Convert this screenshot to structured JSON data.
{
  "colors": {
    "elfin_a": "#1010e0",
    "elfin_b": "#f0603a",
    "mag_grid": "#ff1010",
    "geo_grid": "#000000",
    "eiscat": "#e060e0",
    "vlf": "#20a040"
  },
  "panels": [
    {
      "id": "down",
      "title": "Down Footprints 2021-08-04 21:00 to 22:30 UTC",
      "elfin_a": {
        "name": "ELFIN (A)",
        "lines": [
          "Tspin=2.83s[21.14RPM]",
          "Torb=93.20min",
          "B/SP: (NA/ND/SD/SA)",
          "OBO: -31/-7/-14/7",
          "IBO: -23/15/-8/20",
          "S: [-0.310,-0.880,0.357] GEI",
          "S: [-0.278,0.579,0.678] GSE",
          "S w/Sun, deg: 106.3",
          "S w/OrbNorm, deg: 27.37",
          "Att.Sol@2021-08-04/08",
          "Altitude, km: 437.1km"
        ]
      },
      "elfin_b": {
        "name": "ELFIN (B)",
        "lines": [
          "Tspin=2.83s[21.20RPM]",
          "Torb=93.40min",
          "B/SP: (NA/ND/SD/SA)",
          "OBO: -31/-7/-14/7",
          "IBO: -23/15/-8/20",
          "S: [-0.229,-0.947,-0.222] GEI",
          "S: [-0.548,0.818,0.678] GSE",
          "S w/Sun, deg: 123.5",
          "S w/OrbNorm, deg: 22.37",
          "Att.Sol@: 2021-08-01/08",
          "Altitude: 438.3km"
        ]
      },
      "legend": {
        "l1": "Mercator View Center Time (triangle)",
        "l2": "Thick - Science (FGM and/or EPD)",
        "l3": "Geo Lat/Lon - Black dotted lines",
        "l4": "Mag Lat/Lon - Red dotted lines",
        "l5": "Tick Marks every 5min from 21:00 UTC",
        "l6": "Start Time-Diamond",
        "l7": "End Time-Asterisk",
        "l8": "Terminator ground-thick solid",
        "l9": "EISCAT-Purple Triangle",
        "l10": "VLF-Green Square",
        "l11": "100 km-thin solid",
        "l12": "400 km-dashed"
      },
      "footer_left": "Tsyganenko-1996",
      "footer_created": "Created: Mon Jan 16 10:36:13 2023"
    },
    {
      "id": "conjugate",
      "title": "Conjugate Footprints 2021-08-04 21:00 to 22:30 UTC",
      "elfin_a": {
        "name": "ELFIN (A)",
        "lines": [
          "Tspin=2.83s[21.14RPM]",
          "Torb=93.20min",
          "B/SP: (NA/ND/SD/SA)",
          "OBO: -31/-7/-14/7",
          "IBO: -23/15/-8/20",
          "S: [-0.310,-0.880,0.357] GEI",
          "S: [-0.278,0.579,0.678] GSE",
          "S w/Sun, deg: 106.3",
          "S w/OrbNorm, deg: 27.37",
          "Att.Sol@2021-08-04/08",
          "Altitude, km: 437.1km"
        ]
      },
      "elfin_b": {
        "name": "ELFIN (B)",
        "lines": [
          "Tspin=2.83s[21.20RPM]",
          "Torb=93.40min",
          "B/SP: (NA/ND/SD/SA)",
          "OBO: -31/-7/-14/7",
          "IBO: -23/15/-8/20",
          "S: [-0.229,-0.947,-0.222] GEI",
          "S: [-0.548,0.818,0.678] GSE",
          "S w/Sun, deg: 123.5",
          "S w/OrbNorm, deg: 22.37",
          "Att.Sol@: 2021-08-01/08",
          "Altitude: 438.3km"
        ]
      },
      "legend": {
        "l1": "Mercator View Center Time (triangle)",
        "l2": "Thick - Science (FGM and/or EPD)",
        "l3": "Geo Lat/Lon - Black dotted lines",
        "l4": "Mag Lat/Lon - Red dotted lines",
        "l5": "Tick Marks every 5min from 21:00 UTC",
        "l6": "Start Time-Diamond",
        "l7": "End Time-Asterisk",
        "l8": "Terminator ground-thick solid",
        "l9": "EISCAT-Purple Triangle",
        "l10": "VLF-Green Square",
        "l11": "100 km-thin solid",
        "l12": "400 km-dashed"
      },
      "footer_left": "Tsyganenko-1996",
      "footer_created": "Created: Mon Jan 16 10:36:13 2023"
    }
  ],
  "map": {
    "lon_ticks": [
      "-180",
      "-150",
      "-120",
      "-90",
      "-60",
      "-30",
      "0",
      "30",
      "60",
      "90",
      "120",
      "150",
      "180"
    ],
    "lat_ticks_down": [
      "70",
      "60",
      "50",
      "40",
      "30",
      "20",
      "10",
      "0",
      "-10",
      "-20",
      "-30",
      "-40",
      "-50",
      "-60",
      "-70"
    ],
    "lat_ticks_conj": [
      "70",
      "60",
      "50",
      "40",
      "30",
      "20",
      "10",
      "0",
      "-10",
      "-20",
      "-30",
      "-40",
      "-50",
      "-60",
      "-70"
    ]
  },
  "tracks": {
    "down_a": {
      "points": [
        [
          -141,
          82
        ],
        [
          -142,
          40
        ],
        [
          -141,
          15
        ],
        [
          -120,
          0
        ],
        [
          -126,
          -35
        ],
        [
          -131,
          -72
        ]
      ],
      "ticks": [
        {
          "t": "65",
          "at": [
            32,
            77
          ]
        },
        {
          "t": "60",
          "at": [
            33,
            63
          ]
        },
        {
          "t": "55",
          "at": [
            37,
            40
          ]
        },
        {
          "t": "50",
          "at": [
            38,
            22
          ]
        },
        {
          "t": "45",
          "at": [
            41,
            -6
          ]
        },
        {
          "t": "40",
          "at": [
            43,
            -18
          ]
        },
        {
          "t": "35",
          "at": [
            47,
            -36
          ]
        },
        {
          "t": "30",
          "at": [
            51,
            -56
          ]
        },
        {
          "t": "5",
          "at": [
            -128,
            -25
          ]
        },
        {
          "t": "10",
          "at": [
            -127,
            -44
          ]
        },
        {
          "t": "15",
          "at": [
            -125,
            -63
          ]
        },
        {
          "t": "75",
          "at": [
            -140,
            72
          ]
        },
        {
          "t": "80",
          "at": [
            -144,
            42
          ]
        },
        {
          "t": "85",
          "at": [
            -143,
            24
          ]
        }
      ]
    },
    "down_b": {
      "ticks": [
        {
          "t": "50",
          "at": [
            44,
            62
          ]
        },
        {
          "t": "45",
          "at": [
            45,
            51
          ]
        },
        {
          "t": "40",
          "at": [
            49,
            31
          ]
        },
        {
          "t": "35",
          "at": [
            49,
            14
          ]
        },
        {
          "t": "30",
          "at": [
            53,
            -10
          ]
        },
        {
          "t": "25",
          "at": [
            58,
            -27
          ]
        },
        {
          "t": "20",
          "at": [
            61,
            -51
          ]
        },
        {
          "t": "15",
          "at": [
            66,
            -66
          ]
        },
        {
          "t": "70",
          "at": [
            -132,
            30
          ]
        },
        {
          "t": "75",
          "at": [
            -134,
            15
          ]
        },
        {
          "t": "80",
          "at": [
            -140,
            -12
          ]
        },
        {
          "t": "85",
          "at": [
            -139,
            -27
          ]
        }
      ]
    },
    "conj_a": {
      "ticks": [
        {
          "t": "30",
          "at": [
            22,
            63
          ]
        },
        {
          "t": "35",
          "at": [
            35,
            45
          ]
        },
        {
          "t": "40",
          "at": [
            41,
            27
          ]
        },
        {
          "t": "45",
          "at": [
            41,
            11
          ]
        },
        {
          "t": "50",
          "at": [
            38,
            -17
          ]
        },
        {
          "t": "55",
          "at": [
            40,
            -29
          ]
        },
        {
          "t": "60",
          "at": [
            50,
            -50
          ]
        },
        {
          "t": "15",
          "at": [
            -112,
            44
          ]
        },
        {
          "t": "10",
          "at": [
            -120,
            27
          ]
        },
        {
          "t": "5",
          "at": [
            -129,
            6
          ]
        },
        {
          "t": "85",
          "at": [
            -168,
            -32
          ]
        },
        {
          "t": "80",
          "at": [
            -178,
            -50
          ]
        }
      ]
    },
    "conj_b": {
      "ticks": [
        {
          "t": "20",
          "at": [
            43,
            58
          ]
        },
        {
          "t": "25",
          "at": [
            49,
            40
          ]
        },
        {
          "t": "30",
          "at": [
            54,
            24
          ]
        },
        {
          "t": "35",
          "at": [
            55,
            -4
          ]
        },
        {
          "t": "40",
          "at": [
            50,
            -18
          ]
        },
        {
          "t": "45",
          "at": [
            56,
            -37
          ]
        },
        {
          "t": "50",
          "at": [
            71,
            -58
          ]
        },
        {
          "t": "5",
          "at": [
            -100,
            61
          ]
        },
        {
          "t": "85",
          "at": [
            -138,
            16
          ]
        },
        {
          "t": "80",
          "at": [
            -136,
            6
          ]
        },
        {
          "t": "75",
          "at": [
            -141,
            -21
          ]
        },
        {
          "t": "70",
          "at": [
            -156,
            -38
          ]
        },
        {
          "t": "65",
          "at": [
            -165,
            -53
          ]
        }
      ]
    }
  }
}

┄┄┄┄┄┄┄┄┄┄

Extract lines where the string "Footprints" occurs.

      "title": "Down Footprints 2021-08-04 21:00 to 22:30 UTC",
      "title": "Conjugate Footprints 2021-08-04 21:00 to 22:30 UTC",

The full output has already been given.